**Dataset records:**
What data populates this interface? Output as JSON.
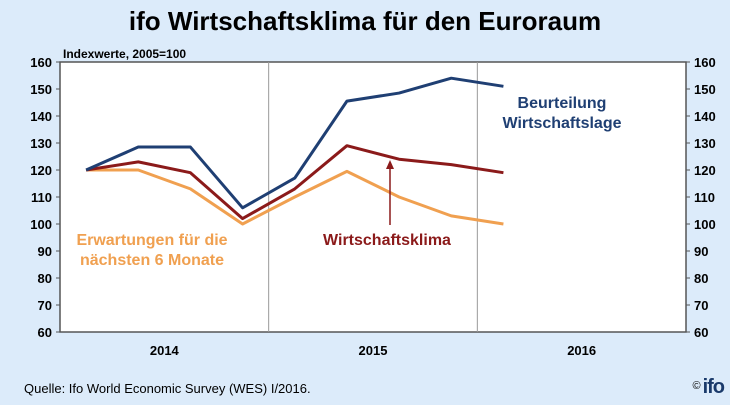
{
  "chart_data": {
    "type": "line",
    "title": "ifo Wirtschaftsklima für den Euroraum",
    "ylabel": "Indexwerte, 2005=100",
    "ylim": [
      60,
      160
    ],
    "yticks": [
      60,
      70,
      80,
      90,
      100,
      110,
      120,
      130,
      140,
      150,
      160
    ],
    "x_categories": [
      "2014",
      "2015",
      "2016"
    ],
    "x": [
      "2014 Q1",
      "2014 Q2",
      "2014 Q3",
      "2014 Q4",
      "2015 Q1",
      "2015 Q2",
      "2015 Q3",
      "2015 Q4",
      "2016 Q1"
    ],
    "grid": false,
    "series": [
      {
        "name": "Beurteilung Wirtschaftslage",
        "label_lines": [
          "Beurteilung",
          "Wirtschaftslage"
        ],
        "color": "#1f3f73",
        "values": [
          120,
          128.5,
          128.5,
          106,
          117,
          145.5,
          148.5,
          154,
          151
        ]
      },
      {
        "name": "Wirtschaftsklima",
        "label_lines": [
          "Wirtschaftsklima"
        ],
        "color": "#8b1a1a",
        "values": [
          120,
          123,
          119,
          102,
          113,
          129,
          124,
          122,
          119
        ]
      },
      {
        "name": "Erwartungen für die nächsten 6 Monate",
        "label_lines": [
          "Erwartungen für die",
          "nächsten 6 Monate"
        ],
        "color": "#f0a050",
        "values": [
          120,
          120,
          113,
          100,
          110,
          119.5,
          110,
          103,
          100
        ]
      }
    ]
  },
  "source": "Quelle: Ifo World Economic Survey (WES) I/2016.",
  "logo": {
    "copyright": "©",
    "text": "ifo"
  }
}
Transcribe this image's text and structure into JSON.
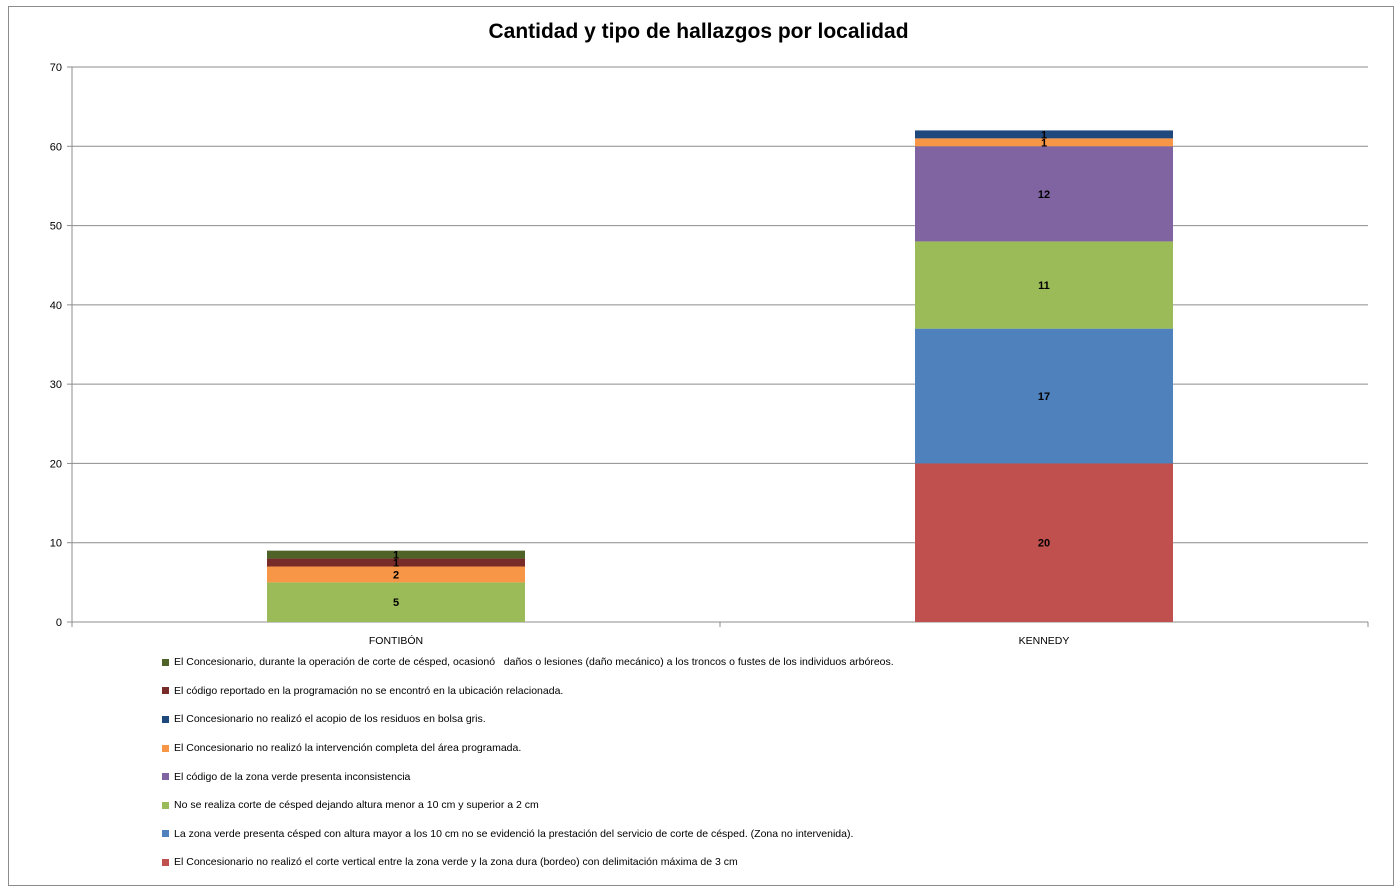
{
  "chart_data": {
    "type": "bar",
    "stacked": true,
    "title": "Cantidad y tipo de hallazgos por localidad",
    "xlabel": "",
    "ylabel": "",
    "ylim": [
      0,
      70
    ],
    "yticks": [
      0,
      10,
      20,
      30,
      40,
      50,
      60,
      70
    ],
    "grid": true,
    "legend_position": "bottom",
    "categories": [
      "FONTIBÓN",
      "KENNEDY"
    ],
    "series": [
      {
        "name": "El Concesionario no realizó el corte vertical entre la zona verde y la zona dura (bordeo) con delimitación máxima de 3 cm",
        "color": "#c0504d",
        "values": [
          0,
          20
        ]
      },
      {
        "name": "La zona verde presenta césped con altura mayor a los 10 cm no se evidenció la prestación del servicio de corte de césped. (Zona no intervenida).",
        "color": "#4f81bd",
        "values": [
          0,
          17
        ]
      },
      {
        "name": "No se realiza corte de césped dejando altura menor a 10 cm y superior a 2 cm",
        "color": "#9bbb59",
        "values": [
          5,
          11
        ]
      },
      {
        "name": "El código de la zona verde presenta inconsistencia",
        "color": "#8064a2",
        "values": [
          0,
          12
        ]
      },
      {
        "name": "El Concesionario no realizó la intervención completa del área programada.",
        "color": "#f79646",
        "values": [
          2,
          1
        ]
      },
      {
        "name": "El Concesionario no realizó el acopio de los residuos en bolsa gris.",
        "color": "#1f497d",
        "values": [
          0,
          1
        ]
      },
      {
        "name": "El código reportado en la programación no se encontró en la ubicación relacionada.",
        "color": "#772c2a",
        "values": [
          1,
          0
        ]
      },
      {
        "name": "El Concesionario, durante la operación de corte de césped, ocasionó   daños o lesiones (daño mecánico) a los troncos o fustes de los individuos arbóreos.",
        "color": "#4f6228",
        "values": [
          1,
          0
        ]
      }
    ]
  }
}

**Do this:**
Reproduce all of the material exactly, apart from the pictures.

**Exercise solution:**
What data populates this interface? Output as JSON.
{
  "chart_data": {
    "type": "line",
    "title": "ifo Wirtschaftsklima für den Euroraum",
    "ylabel": "Indexwerte, 2005=100",
    "ylim": [
      60,
      160
    ],
    "yticks": [
      60,
      70,
      80,
      90,
      100,
      110,
      120,
      130,
      140,
      150,
      160
    ],
    "x_categories": [
      "2014",
      "2015",
      "2016"
    ],
    "x": [
      "2014 Q1",
      "2014 Q2",
      "2014 Q3",
      "2014 Q4",
      "2015 Q1",
      "2015 Q2",
      "2015 Q3",
      "2015 Q4",
      "2016 Q1"
    ],
    "grid": false,
    "series": [
      {
        "name": "Beurteilung Wirtschaftslage",
        "label_lines": [
          "Beurteilung",
          "Wirtschaftslage"
        ],
        "color": "#1f3f73",
        "values": [
          120,
          128.5,
          128.5,
          106,
          117,
          145.5,
          148.5,
          154,
          151
        ]
      },
      {
        "name": "Wirtschaftsklima",
        "label_lines": [
          "Wirtschaftsklima"
        ],
        "color": "#8b1a1a",
        "values": [
          120,
          123,
          119,
          102,
          113,
          129,
          124,
          122,
          119
        ]
      },
      {
        "name": "Erwartungen für die nächsten 6 Monate",
        "label_lines": [
          "Erwartungen für die",
          "nächsten 6 Monate"
        ],
        "color": "#f0a050",
        "values": [
          120,
          120,
          113,
          100,
          110,
          119.5,
          110,
          103,
          100
        ]
      }
    ]
  },
  "source": "Quelle: Ifo World Economic Survey (WES) I/2016.",
  "logo": {
    "copyright": "©",
    "text": "ifo"
  }
}
Transcribe this image's text and structure into JSON.
{
  "chart_data": {
    "type": "bar",
    "stacked": true,
    "title": "Cantidad y tipo de hallazgos por localidad",
    "xlabel": "",
    "ylabel": "",
    "ylim": [
      0,
      70
    ],
    "yticks": [
      0,
      10,
      20,
      30,
      40,
      50,
      60,
      70
    ],
    "grid": true,
    "legend_position": "bottom",
    "categories": [
      "FONTIBÓN",
      "KENNEDY"
    ],
    "series": [
      {
        "name": "El Concesionario no realizó el corte vertical entre la zona verde y la zona dura (bordeo) con delimitación máxima de 3 cm",
        "color": "#c0504d",
        "values": [
          0,
          20
        ]
      },
      {
        "name": "La zona verde presenta césped con altura mayor a los 10 cm no se evidenció la prestación del servicio de corte de césped. (Zona no intervenida).",
        "color": "#4f81bd",
        "values": [
          0,
          17
        ]
      },
      {
        "name": "No se realiza corte de césped dejando altura menor a 10 cm y superior a 2 cm",
        "color": "#9bbb59",
        "values": [
          5,
          11
        ]
      },
      {
        "name": "El código de la zona verde presenta inconsistencia",
        "color": "#8064a2",
        "values": [
          0,
          12
        ]
      },
      {
        "name": "El Concesionario no realizó la intervención completa del área programada.",
        "color": "#f79646",
        "values": [
          2,
          1
        ]
      },
      {
        "name": "El Concesionario no realizó el acopio de los residuos en bolsa gris.",
        "color": "#1f497d",
        "values": [
          0,
          1
        ]
      },
      {
        "name": "El código reportado en la programación no se encontró en la ubicación relacionada.",
        "color": "#772c2a",
        "values": [
          1,
          0
        ]
      },
      {
        "name": "El Concesionario, durante la operación de corte de césped, ocasionó   daños o lesiones (daño mecánico) a los troncos o fustes de los individuos arbóreos.",
        "color": "#4f6228",
        "values": [
          1,
          0
        ]
      }
    ]
  }
}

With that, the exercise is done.